Texto proporcionado →

++++++

No solamente somos tan ignorantes, supersticiosos y malignos en nuestra conducta como los «salvajes ignorantes y sanguinarios» a los que desposeímos y aniquilamos cuando llegamos aquí, sino peores, y mucho. Hemos degenerado, hemos degradado la vida que queríamos establecer en este continente. La nación más productiva del mundo, y sin embargo incapaz de alimentar, vestir y alojar debidamente a más de la tercera parte de su población. Vastas extensiones de valiosa tierra se convierten en páramos por negligencia, indiferencia, codicia y vandalismo.
(…)
A esto se le llama progreso en Estados Unidos de Norteamérica. Como no soy de ascendencia india, negra o mexicana, no experimento ningún gozo en delinear este cuadro de la civilización del hombre blanco. Desciendo de dos hombres que escaparon de su tierra nativa porque no quisieron ser soldados. Pero lo irónico es que mis descendientes ya no podrán eludir ese deber:
todo el mundo blanco por fin ha sido convertido en campo armado.
(…)

++++++

Detalles del problema → Transcribe con exactitud el pasaje del texto sobre la civilización en Estados Unidos, comenzando en "A esto se le" y terminando en "en campo armado.". Este material procede de otra fuente.

++++++

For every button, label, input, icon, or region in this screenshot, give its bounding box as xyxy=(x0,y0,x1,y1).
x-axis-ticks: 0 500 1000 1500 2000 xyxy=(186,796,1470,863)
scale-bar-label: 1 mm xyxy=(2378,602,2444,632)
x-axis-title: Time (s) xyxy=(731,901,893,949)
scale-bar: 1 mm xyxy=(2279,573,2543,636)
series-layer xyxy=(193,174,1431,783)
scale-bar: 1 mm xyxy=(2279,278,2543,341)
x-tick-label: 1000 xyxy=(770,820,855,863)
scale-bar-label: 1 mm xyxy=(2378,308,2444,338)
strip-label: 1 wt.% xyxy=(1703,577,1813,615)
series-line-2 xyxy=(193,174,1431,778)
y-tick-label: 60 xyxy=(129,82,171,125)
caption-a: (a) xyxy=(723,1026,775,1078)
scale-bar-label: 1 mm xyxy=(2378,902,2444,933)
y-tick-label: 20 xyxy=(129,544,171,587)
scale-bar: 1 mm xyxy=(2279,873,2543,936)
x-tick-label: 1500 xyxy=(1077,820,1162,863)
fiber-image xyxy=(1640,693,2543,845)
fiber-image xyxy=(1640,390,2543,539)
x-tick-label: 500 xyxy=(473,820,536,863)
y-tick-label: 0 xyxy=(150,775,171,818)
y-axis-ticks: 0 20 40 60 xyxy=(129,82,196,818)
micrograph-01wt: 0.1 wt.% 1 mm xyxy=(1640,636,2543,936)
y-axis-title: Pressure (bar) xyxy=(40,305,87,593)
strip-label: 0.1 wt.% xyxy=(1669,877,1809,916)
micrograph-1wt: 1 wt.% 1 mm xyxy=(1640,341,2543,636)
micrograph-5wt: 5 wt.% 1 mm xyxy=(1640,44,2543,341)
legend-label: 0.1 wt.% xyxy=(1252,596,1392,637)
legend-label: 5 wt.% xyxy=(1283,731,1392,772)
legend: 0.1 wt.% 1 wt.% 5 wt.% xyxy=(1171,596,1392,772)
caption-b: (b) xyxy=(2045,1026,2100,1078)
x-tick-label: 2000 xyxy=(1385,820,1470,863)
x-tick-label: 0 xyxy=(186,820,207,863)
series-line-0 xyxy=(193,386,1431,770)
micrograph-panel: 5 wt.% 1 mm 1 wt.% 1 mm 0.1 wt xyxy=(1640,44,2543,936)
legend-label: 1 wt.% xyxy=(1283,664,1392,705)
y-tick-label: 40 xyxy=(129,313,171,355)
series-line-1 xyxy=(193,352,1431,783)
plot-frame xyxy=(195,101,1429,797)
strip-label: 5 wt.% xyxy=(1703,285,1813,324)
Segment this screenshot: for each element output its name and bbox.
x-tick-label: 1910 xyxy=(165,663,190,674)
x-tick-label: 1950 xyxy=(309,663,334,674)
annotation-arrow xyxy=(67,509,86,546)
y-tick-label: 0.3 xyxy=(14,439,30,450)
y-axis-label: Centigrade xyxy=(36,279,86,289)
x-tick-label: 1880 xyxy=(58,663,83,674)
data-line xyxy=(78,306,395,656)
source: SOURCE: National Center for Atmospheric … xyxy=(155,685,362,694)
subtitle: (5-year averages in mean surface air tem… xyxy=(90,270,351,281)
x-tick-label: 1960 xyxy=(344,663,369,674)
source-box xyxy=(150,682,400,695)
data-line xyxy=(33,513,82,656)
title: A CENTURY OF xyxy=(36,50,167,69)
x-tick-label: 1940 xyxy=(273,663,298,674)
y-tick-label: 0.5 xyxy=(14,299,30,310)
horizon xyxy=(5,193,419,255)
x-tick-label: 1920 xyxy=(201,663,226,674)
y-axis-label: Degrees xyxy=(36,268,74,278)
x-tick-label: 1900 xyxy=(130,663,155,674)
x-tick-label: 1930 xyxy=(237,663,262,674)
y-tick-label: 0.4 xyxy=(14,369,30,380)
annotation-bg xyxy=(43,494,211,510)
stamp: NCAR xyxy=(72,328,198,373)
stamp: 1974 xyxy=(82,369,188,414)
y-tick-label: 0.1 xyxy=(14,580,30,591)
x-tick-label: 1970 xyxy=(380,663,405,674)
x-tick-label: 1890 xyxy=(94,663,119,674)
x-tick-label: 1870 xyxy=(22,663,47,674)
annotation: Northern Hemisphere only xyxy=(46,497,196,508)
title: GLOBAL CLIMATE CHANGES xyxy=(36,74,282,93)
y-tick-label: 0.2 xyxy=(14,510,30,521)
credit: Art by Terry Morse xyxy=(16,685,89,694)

++++++

Respuesta →
A esto se le llama progreso en Estados Unidos de Norteamérica. Como no soy de ascendencia india, negra o mexicana, no experimento ningún gozo en delinear este cuadro de la civilización del hombre blanco. Desciendo de dos hombres que escaparon de su tierra nativa porque no quisieron ser soldados. Pero lo irónico es que mis descendientes ya no podrán eludir ese deber:
todo el mundo blanco por fin ha sido convertido en campo armado.